* **Task directions**
Give a verbatim quotation of every record.

* **Data section**
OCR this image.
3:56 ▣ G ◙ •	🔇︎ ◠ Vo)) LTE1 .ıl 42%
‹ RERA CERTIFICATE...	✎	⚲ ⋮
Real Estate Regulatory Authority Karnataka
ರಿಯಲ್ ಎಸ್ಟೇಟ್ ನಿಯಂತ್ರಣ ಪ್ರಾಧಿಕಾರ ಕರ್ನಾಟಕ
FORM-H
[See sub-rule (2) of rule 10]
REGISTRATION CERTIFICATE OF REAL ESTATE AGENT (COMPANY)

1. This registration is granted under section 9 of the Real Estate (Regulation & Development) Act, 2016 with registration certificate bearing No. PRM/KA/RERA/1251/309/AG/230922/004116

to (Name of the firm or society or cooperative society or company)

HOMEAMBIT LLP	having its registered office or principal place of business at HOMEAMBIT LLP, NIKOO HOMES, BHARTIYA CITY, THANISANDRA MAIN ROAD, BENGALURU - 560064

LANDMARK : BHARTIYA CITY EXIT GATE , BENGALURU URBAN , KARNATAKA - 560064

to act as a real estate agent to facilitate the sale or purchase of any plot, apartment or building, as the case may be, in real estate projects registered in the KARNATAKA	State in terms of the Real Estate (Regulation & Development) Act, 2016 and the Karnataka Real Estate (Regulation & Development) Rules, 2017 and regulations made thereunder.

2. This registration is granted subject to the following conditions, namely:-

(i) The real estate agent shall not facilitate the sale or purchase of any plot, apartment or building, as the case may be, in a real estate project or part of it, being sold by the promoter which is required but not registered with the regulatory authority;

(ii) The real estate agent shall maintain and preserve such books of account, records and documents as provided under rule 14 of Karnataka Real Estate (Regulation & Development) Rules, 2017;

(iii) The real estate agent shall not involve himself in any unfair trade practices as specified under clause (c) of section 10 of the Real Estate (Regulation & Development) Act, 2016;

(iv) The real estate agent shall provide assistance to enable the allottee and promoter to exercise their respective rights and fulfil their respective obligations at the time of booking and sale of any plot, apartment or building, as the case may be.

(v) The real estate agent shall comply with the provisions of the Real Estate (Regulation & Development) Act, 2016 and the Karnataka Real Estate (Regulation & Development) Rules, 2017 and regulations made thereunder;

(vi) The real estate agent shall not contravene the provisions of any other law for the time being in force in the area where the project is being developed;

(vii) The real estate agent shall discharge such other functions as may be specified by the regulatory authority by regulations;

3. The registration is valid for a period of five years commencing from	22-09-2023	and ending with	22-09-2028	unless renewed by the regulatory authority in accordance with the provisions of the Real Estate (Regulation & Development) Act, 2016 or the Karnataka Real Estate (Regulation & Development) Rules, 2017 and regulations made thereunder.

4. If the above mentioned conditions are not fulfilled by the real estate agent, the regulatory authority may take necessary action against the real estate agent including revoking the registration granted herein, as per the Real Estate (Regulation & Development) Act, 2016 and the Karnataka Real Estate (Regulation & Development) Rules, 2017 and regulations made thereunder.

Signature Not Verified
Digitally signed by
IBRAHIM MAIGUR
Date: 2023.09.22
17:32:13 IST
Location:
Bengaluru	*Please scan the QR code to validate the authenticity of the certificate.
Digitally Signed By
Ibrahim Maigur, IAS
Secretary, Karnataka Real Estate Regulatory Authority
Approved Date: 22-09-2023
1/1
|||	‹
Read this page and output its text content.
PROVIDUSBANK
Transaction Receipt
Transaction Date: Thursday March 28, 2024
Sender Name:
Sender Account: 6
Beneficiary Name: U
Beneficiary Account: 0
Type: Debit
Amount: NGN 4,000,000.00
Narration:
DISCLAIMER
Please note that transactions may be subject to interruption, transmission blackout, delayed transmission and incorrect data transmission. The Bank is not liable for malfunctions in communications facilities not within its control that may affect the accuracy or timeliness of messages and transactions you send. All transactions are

* **Full answer**
OCR this image.
3:56 ▣ G ◙ •	🔇︎ ◠ Vo)) LTE1 .ıl 42%
‹ RERA CERTIFICATE...	✎	⚲ ⋮
Real Estate Regulatory Authority Karnataka
ರಿಯಲ್ ಎಸ್ಟೇಟ್ ನಿಯಂತ್ರಣ ಪ್ರಾಧಿಕಾರ ಕರ್ನಾಟಕ
FORM-H
[See sub-rule (2) of rule 10]
REGISTRATION CERTIFICATE OF REAL ESTATE AGENT (COMPANY)

1. This registration is granted under section 9 of the Real Estate (Regulation & Development) Act, 2016 with registration certificate bearing No. PRM/KA/RERA/1251/309/AG/230922/004116

to (Name of the firm or society or cooperative society or company)

HOMEAMBIT LLP	having its registered office or principal place of business at HOMEAMBIT LLP, NIKOO HOMES, BHARTIYA CITY, THANISANDRA MAIN ROAD, BENGALURU - 560064

LANDMARK : BHARTIYA CITY EXIT GATE , BENGALURU URBAN , KARNATAKA - 560064

to act as a real estate agent to facilitate the sale or purchase of any plot, apartment or building, as the case may be, in real estate projects registered in the KARNATAKA	State in terms of the Real Estate (Regulation & Development) Act, 2016 and the Karnataka Real Estate (Regulation & Development) Rules, 2017 and regulations made thereunder.

2. This registration is granted subject to the following conditions, namely:-

(i) The real estate agent shall not facilitate the sale or purchase of any plot, apartment or building, as the case may be, in a real estate project or part of it, being sold by the promoter which is required but not registered with the regulatory authority;

(ii) The real estate agent shall maintain and preserve such books of account, records and documents as provided under rule 14 of Karnataka Real Estate (Regulation & Development) Rules, 2017;

(iii) The real estate agent shall not involve himself in any unfair trade practices as specified under clause (c) of section 10 of the Real Estate (Regulation & Development) Act, 2016;

(iv) The real estate agent shall provide assistance to enable the allottee and promoter to exercise their respective rights and fulfil their respective obligations at the time of booking and sale of any plot, apartment or building, as the case may be.

(v) The real estate agent shall comply with the provisions of the Real Estate (Regulation & Development) Act, 2016 and the Karnataka Real Estate (Regulation & Development) Rules, 2017 and regulations made thereunder;

(vi) The real estate agent shall not contravene the provisions of any other law for the time being in force in the area where the project is being developed;

(vii) The real estate agent shall discharge such other functions as may be specified by the regulatory authority by regulations;

3. The registration is valid for a period of five years commencing from	22-09-2023	and ending with	22-09-2028	unless renewed by the regulatory authority in accordance with the provisions of the Real Estate (Regulation & Development) Act, 2016 or the Karnataka Real Estate (Regulation & Development) Rules, 2017 and regulations made thereunder.

4. If the above mentioned conditions are not fulfilled by the real estate agent, the regulatory authority may take necessary action against the real estate agent including revoking the registration granted herein, as per the Real Estate (Regulation & Development) Act, 2016 and the Karnataka Real Estate (Regulation & Development) Rules, 2017 and regulations made thereunder.

Signature Not Verified
Digitally signed by
IBRAHIM MAIGUR
Date: 2023.09.22
17:32:13 IST
Location:
Bengaluru	*Please scan the QR code to validate the authenticity of the certificate.
Digitally Signed By
Ibrahim Maigur, IAS
Secretary, Karnataka Real Estate Regulatory Authority
Approved Date: 22-09-2023
1/1
|||	‹
Read this page and output its text content.
PROVIDUSBANK
Transaction Receipt
Transaction Date: Thursday March 28, 2024
Sender Name:
Sender Account: 6
Beneficiary Name: U
Beneficiary Account: 0
Type: Debit
Amount: NGN 4,000,000.00
Narration:
DISCLAIMER
Please note that transactions may be subject to interruption, transmission blackout, delayed transmission and incorrect data transmission. The Bank is not liable for malfunctions in communications facilities not within its control that may affect the accuracy or timeliness of messages and transactions you send. All transactions are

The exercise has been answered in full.